• TASK DIRECTIONS:
Transcribe all of the records word for word, but omit the pictures.

------------------------------------

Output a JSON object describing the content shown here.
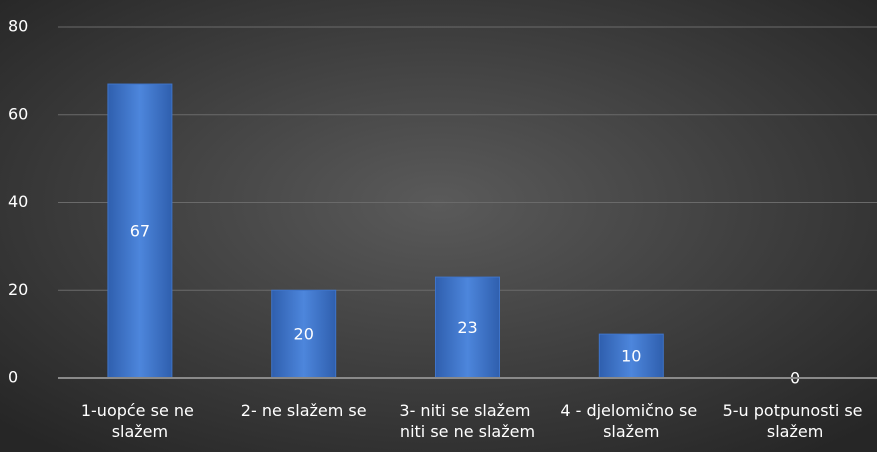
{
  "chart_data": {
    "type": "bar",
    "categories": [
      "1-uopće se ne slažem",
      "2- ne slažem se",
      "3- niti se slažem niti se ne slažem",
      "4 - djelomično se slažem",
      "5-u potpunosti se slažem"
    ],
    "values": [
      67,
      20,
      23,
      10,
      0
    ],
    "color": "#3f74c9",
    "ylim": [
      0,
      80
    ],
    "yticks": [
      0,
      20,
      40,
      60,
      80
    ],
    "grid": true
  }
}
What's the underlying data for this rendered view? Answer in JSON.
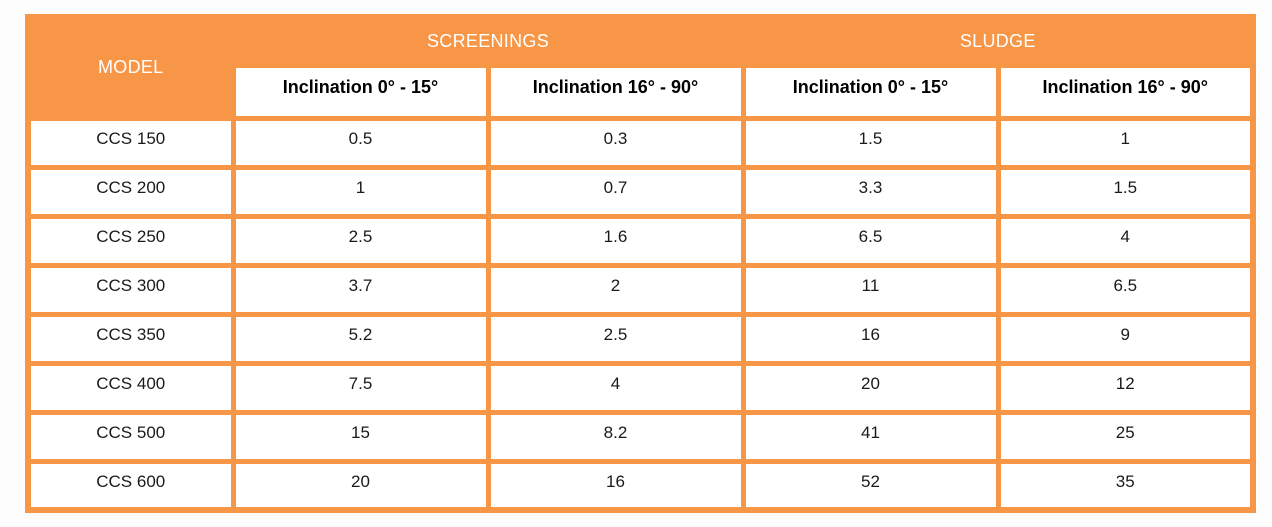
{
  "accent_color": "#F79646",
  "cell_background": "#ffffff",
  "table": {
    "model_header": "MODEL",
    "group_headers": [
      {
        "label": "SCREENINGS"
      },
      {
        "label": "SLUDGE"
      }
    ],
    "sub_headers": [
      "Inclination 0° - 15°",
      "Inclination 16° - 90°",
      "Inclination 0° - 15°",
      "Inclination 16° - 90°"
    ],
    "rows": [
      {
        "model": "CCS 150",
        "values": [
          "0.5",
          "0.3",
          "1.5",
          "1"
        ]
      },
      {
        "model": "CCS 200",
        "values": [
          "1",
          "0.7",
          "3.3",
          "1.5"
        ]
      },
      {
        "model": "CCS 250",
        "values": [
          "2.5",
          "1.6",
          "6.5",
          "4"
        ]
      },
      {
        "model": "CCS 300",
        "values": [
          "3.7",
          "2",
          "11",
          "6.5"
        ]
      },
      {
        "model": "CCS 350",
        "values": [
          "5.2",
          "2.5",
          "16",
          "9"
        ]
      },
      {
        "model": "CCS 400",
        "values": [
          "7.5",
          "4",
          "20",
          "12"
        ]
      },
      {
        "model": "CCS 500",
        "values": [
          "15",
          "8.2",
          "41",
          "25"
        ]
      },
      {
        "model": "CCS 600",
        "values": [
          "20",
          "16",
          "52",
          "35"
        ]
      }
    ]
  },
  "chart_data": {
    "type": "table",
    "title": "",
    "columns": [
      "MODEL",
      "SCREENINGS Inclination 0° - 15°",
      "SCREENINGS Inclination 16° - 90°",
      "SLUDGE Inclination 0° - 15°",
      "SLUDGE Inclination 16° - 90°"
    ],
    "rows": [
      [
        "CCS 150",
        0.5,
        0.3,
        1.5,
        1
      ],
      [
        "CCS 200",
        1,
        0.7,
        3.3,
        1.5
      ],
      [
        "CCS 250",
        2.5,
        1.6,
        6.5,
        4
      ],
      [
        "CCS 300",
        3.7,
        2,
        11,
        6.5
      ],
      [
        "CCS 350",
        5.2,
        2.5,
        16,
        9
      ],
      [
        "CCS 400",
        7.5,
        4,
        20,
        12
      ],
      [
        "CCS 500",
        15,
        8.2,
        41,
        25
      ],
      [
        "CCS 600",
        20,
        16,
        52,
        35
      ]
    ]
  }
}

------------------------------------

• WRITTEN ANSWER:
Output a JSON object describing the content shown here.
{
  "chart_data": {
    "type": "bar",
    "categories": [
      "1-uopće se ne slažem",
      "2- ne slažem se",
      "3- niti se slažem niti se ne slažem",
      "4 - djelomično se slažem",
      "5-u potpunosti se slažem"
    ],
    "values": [
      67,
      20,
      23,
      10,
      0
    ],
    "color": "#3f74c9",
    "ylim": [
      0,
      80
    ],
    "yticks": [
      0,
      20,
      40,
      60,
      80
    ],
    "grid": true
  }
}
What's the underlying data for this rendered view? Answer in JSON.
{
  "accent_color": "#F79646",
  "cell_background": "#ffffff",
  "table": {
    "model_header": "MODEL",
    "group_headers": [
      {
        "label": "SCREENINGS"
      },
      {
        "label": "SLUDGE"
      }
    ],
    "sub_headers": [
      "Inclination 0° - 15°",
      "Inclination 16° - 90°",
      "Inclination 0° - 15°",
      "Inclination 16° - 90°"
    ],
    "rows": [
      {
        "model": "CCS 150",
        "values": [
          "0.5",
          "0.3",
          "1.5",
          "1"
        ]
      },
      {
        "model": "CCS 200",
        "values": [
          "1",
          "0.7",
          "3.3",
          "1.5"
        ]
      },
      {
        "model": "CCS 250",
        "values": [
          "2.5",
          "1.6",
          "6.5",
          "4"
        ]
      },
      {
        "model": "CCS 300",
        "values": [
          "3.7",
          "2",
          "11",
          "6.5"
        ]
      },
      {
        "model": "CCS 350",
        "values": [
          "5.2",
          "2.5",
          "16",
          "9"
        ]
      },
      {
        "model": "CCS 400",
        "values": [
          "7.5",
          "4",
          "20",
          "12"
        ]
      },
      {
        "model": "CCS 500",
        "values": [
          "15",
          "8.2",
          "41",
          "25"
        ]
      },
      {
        "model": "CCS 600",
        "values": [
          "20",
          "16",
          "52",
          "35"
        ]
      }
    ]
  },
  "chart_data": {
    "type": "table",
    "title": "",
    "columns": [
      "MODEL",
      "SCREENINGS Inclination 0° - 15°",
      "SCREENINGS Inclination 16° - 90°",
      "SLUDGE Inclination 0° - 15°",
      "SLUDGE Inclination 16° - 90°"
    ],
    "rows": [
      [
        "CCS 150",
        0.5,
        0.3,
        1.5,
        1
      ],
      [
        "CCS 200",
        1,
        0.7,
        3.3,
        1.5
      ],
      [
        "CCS 250",
        2.5,
        1.6,
        6.5,
        4
      ],
      [
        "CCS 300",
        3.7,
        2,
        11,
        6.5
      ],
      [
        "CCS 350",
        5.2,
        2.5,
        16,
        9
      ],
      [
        "CCS 400",
        7.5,
        4,
        20,
        12
      ],
      [
        "CCS 500",
        15,
        8.2,
        41,
        25
      ],
      [
        "CCS 600",
        20,
        16,
        52,
        35
      ]
    ]
  }
}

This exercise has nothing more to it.